Task: From the entries below, count every line that contains the word "Различают". Please give the number and nothing else.

☆ ☆ ☆

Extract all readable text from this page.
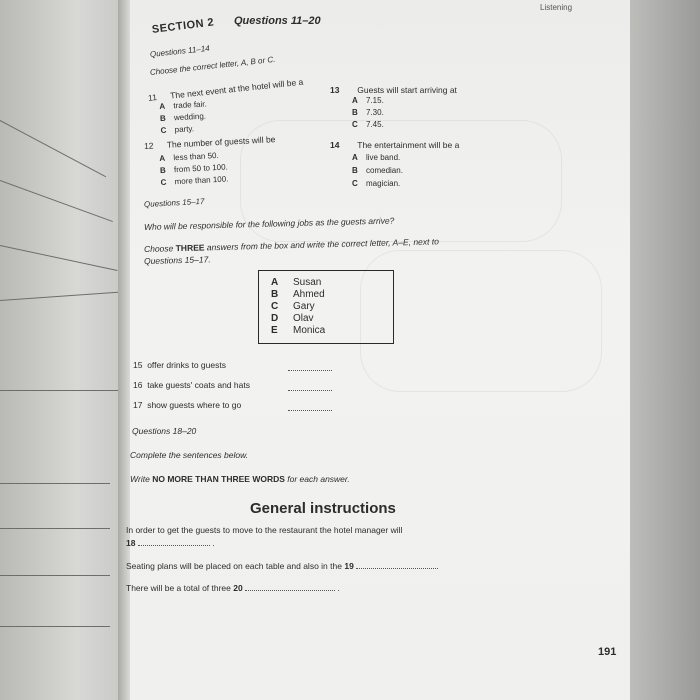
Listening
SECTION 2 Questions 11–20
Questions 11–14
Choose the correct letter, A, B or C.
11 The next event at the hotel will be a
A trade fair.
B wedding.
C party.
12 The number of guests will be
A less than 50.
B from 50 to 100.
C more than 100.
13 Guests will start arriving at
A 7.15.
B 7.30.
C 7.45.
14 The entertainment will be a
A live band.
B comedian.
C magician.
Questions 15–17
Who will be responsible for the following jobs as the guests arrive?
Choose THREE answers from the box and write the correct letter, A–E, next to
Questions 15–17.
A Susan
B Ahmed
C Gary
D Olav
E Monica
15 offer drinks to guests
16 take guests' coats and hats
17 show guests where to go
Questions 18–20
Complete the sentences below.
Write NO MORE THAN THREE WORDS for each answer.
General instructions
In order to get the guests to move to the restaurant the hotel manager will
18	.
Seating plans will be placed on each table and also in the 19
There will be a total of three 20	.
191
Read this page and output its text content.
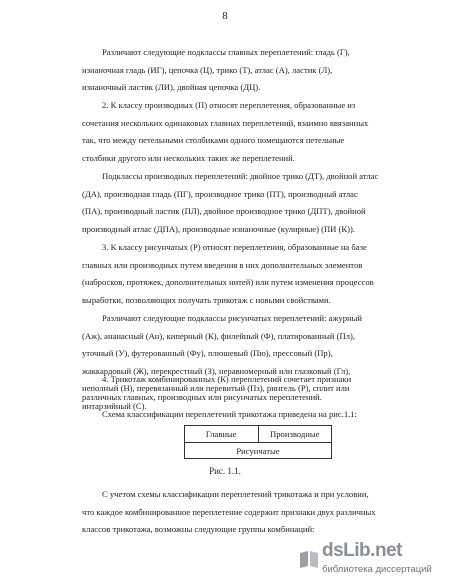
8
Различают следующие подклассы главных переплетений: гладь (Г),
изнаночная гладь (ИГ), цепочка (Ц), трико (Т), атлас (А), ластик (Л),
изнаночный ластик (ЛИ), двойная цепочка (ДЦ).
2. К классу производных (П) относят переплетения, образованные из
сочетания нескольких одинаковых главных переплетений, взаимно ввязанных
так, что между петельными столбиками одного помещаются петельные
столбики другого или нескольких таких же переплетений.
Подклассы производных переплетений: двойное трико (ДТ), двойной атлас
(ДА), производная гладь (ПГ), производное трико (ПТ), производный атлас
(ПА), производный ластик (ПЛ), двойное производное трико (ДПТ), двойной
производный атлас (ДПА), производные изнаночные (кулирные) (ПИ (К)).
3. К классу рисунчатых (Р) относят переплетения, образованные на базе
главных или производных путем введения в них дополнительных элементов
(набросков, протяжек, дополнительных нитей) или путем изменения процессов
выработки, позволяющих получать трикотаж с новыми свойствами.
Различают следующие подклассы рисунчатых переплетений: ажурный
(Аж), ананасный (Ан), киперный (К), филейный (Ф), платированный (Пл),
уточный (У), футерованный (Фу), плюшевый (Пю), прессовый (Пр),
жаккардовый (Ж), перекрестный (З), неравномерный или глазковый (Гл),
неполный (Н), перевязанный или перевитый (Пз), рингель (Р), сплит или
интарзийный (С).
4. Трикотаж комбинированных (К) переплетений сочетает признаки
различных главных, производных или рисунчатых переплетений.
Схема классификации переплетений трикотажа приведена на рис.1.1:
Главные	Производные
Рисунчатые
Рис. 1.1.
С учетом схемы классификации переплетений трикотажа и при условии,
что каждое комбинированное переплетение содержит признаки двух различных
классов трикотажа, возможны следующие группы комбинаций:
dsLib.net
библиотека диссертаций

☆ ☆ ☆

Finished answer: 2